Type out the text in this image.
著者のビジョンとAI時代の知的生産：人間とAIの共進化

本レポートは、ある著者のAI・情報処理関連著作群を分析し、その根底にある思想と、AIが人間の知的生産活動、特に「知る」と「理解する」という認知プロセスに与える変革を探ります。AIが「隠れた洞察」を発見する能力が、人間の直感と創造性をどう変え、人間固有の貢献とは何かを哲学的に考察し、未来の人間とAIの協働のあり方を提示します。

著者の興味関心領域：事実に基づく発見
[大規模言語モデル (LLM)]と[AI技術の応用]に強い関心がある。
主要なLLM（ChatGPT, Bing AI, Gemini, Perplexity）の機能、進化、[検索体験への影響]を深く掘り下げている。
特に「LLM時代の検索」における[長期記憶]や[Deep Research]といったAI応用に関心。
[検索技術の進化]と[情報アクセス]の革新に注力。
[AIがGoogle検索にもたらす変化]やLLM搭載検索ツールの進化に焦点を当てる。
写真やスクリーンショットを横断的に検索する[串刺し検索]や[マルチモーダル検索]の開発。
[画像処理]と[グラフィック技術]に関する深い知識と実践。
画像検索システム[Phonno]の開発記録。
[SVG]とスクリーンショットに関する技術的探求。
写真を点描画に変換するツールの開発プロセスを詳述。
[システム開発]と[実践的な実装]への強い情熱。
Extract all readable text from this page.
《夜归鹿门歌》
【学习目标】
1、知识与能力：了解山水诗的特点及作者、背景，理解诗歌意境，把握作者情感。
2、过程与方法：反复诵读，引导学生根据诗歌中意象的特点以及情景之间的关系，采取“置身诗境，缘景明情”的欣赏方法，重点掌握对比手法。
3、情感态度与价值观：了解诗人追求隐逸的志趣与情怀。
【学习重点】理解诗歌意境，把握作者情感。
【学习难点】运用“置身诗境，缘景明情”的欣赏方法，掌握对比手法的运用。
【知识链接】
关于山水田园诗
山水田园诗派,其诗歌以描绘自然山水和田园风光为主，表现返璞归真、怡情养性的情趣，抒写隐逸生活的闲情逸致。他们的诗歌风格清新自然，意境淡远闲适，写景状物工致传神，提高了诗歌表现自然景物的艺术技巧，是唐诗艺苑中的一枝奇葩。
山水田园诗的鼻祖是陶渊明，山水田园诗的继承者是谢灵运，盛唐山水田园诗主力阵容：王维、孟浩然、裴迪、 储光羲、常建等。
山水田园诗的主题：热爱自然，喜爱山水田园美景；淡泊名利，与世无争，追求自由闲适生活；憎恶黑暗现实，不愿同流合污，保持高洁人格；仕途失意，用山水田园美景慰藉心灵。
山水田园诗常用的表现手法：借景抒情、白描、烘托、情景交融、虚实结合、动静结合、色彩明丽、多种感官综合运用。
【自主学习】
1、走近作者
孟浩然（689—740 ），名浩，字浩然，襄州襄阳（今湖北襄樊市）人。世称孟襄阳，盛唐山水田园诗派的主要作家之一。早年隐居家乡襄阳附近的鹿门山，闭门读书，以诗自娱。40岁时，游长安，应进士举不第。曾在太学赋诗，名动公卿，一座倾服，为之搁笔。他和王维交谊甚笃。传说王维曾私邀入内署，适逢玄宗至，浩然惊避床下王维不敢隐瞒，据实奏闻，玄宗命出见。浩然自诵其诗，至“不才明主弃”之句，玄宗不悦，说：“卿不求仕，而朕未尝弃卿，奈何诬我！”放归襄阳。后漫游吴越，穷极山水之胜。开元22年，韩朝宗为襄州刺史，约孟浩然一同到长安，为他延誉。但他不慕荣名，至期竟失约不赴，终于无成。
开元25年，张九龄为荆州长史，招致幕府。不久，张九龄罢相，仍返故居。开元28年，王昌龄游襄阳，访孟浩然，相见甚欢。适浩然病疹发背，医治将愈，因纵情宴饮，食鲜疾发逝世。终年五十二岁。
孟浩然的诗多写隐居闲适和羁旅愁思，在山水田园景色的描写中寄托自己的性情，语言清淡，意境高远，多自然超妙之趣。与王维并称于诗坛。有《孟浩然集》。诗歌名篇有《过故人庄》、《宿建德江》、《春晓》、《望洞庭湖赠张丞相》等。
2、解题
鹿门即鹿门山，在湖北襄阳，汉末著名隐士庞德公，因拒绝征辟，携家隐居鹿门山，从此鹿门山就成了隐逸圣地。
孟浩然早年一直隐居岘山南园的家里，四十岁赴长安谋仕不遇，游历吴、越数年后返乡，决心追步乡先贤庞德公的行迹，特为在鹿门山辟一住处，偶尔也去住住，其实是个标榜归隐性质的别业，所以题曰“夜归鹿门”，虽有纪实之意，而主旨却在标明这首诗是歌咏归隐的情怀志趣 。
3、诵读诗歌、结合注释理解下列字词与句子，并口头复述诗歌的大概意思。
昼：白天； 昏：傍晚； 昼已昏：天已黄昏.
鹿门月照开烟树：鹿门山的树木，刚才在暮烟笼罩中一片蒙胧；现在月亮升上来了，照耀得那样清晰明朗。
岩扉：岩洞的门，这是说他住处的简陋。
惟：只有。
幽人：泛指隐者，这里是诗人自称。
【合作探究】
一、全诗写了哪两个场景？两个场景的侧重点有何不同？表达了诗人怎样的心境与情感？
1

**TASK PROMPT**
Search the entries for the word "的欣赏方法" and gather every line where it appears.

**ANSWER**
2、过程与方法：反复诵读，引导学生根据诗歌中意象的特点以及情景之间的关系，采取“置身诗境，缘景明情”的欣赏方法，重点掌握对比手法。
【学习难点】运用“置身诗境，缘景明情”的欣赏方法，掌握对比手法的运用。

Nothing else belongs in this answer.